▶ [Task requirements]: How many of the lines that follow contain the word "prostate"? Give only the number.

START

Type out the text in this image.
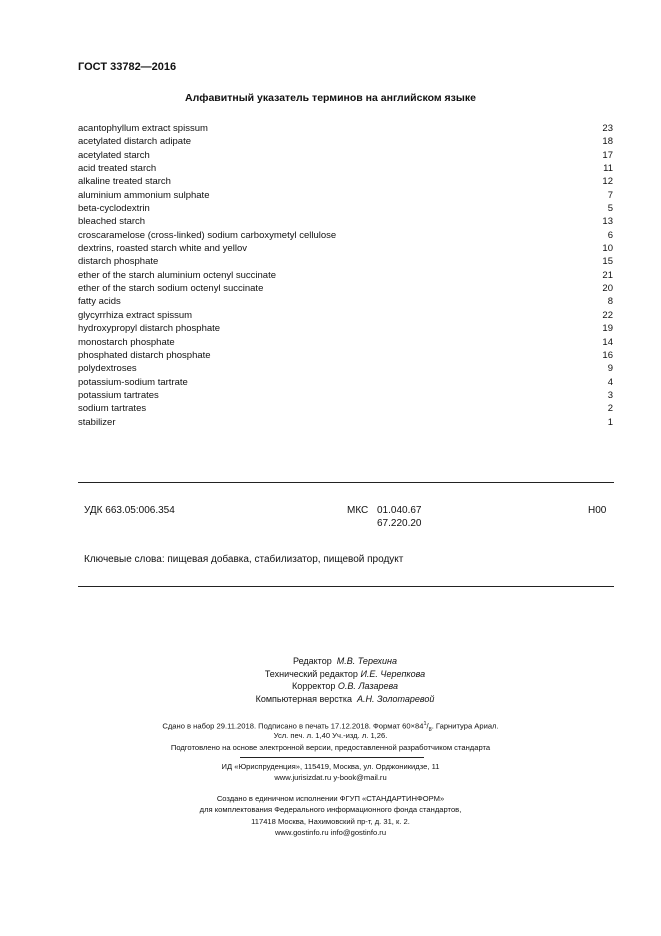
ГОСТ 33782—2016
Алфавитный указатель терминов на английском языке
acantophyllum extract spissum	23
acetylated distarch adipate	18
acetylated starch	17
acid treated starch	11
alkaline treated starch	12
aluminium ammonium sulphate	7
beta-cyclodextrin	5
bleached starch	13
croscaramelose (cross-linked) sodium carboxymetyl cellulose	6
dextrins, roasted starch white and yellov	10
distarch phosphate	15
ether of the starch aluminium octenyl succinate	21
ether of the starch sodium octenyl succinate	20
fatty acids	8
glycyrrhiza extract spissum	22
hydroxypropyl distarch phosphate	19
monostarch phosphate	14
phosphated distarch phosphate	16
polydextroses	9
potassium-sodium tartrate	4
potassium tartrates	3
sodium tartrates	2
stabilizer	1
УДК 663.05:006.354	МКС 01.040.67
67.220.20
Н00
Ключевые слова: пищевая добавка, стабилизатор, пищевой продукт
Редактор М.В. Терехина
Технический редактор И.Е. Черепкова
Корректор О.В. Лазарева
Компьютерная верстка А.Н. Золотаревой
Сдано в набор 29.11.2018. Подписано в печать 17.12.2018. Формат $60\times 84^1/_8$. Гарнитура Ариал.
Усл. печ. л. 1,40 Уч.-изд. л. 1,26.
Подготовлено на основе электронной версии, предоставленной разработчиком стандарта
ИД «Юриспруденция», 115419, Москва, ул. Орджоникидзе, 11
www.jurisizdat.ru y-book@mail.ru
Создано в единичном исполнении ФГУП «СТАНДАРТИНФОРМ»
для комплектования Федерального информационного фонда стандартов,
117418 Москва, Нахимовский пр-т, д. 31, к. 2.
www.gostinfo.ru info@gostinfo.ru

END
START

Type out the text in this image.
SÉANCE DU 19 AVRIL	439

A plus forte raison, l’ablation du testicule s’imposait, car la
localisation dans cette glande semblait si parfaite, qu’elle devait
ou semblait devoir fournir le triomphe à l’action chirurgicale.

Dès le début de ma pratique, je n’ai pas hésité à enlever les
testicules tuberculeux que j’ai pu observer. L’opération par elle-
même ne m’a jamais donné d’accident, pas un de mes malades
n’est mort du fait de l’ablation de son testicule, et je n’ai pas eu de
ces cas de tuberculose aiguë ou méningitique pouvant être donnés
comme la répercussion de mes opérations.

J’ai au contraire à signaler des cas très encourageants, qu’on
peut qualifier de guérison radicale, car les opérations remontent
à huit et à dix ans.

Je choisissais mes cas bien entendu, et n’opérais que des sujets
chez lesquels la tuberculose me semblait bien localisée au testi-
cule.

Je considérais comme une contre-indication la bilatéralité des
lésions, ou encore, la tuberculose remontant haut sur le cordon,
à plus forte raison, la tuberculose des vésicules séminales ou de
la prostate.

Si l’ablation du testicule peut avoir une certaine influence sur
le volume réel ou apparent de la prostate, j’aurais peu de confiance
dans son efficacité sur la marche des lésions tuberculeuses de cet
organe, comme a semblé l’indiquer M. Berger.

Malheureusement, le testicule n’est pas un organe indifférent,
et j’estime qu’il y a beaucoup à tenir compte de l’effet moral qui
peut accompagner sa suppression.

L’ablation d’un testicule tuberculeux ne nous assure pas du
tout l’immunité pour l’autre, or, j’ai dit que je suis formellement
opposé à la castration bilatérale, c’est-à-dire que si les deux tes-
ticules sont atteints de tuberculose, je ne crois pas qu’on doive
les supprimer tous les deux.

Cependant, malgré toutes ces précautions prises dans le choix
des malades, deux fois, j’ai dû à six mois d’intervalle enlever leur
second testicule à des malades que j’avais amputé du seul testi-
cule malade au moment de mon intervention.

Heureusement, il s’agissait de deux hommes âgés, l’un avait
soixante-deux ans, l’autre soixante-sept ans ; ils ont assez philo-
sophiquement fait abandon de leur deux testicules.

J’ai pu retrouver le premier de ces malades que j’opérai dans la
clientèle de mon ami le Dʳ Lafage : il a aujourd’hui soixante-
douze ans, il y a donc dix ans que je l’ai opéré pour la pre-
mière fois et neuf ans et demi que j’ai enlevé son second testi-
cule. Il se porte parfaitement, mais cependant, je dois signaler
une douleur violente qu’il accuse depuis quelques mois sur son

END

▶ [Output for this exercise]: 2